--- Data listing ---
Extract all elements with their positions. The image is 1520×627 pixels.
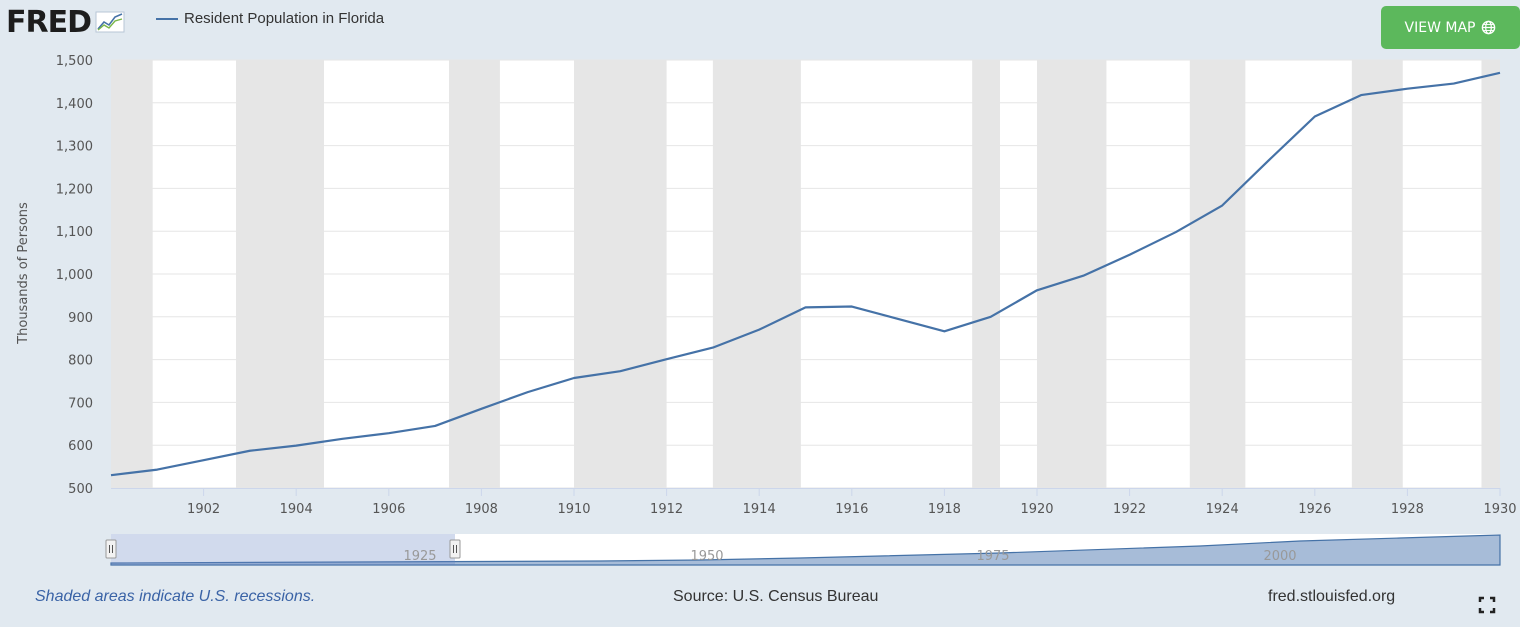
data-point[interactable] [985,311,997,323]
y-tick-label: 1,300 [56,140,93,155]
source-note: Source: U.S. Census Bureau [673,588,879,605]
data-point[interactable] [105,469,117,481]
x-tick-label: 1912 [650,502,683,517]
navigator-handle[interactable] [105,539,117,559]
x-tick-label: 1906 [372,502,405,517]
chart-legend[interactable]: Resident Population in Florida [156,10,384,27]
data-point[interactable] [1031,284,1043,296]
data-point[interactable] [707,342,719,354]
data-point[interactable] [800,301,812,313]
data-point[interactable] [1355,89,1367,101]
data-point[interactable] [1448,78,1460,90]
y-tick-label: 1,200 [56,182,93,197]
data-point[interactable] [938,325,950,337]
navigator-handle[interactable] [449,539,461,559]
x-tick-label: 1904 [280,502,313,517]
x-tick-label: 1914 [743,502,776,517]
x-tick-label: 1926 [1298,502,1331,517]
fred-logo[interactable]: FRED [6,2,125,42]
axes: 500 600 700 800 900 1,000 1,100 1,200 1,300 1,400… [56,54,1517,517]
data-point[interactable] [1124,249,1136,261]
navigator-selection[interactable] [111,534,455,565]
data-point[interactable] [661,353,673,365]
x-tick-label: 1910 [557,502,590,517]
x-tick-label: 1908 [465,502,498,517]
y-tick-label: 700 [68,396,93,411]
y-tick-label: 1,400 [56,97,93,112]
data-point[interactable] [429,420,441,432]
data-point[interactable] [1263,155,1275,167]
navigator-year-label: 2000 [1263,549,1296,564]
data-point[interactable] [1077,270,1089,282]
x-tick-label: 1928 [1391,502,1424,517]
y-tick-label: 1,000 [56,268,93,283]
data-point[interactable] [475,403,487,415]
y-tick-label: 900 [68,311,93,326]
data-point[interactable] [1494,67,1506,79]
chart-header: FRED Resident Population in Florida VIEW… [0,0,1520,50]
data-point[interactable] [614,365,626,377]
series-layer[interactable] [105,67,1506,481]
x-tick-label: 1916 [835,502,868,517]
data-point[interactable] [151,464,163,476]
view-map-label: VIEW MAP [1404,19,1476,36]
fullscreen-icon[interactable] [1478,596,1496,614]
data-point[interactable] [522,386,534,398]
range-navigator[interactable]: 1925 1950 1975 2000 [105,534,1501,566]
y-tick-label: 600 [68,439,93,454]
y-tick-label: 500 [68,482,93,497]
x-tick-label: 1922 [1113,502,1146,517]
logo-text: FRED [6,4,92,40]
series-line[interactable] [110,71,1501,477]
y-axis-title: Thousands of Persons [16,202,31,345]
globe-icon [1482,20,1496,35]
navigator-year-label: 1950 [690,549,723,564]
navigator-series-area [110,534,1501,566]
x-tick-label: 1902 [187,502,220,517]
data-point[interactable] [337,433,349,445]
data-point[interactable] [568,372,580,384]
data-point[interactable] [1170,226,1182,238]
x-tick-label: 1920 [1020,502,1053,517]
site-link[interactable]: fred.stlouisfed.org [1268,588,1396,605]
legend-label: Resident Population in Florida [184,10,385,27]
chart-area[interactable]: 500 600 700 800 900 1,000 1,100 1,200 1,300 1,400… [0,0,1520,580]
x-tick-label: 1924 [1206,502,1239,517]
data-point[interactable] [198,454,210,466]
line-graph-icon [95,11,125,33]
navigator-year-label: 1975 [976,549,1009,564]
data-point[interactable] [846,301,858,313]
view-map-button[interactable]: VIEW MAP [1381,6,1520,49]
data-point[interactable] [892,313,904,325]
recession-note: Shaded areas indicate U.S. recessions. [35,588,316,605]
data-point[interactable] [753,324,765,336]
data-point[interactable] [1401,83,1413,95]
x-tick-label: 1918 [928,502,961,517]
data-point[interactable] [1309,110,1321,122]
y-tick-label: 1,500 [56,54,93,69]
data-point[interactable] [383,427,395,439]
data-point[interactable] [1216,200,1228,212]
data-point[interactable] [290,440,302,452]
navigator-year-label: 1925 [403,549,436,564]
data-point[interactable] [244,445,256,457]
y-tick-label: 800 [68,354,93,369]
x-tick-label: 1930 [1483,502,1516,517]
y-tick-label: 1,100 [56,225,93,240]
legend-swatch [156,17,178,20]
---
What you should do:
Gather every line above that contains the string "chart".

Solution for this exercise:
chart-legend[interactable]: Resident Population in Florida [156,10,384,27]
chart-header: FRED Resident Population in Florida VIEW… [0,0,1520,50]
chart-area[interactable]: 500 600 700 800 900 1,000 1,100 1,200 1,300 1,400… [0,0,1520,580]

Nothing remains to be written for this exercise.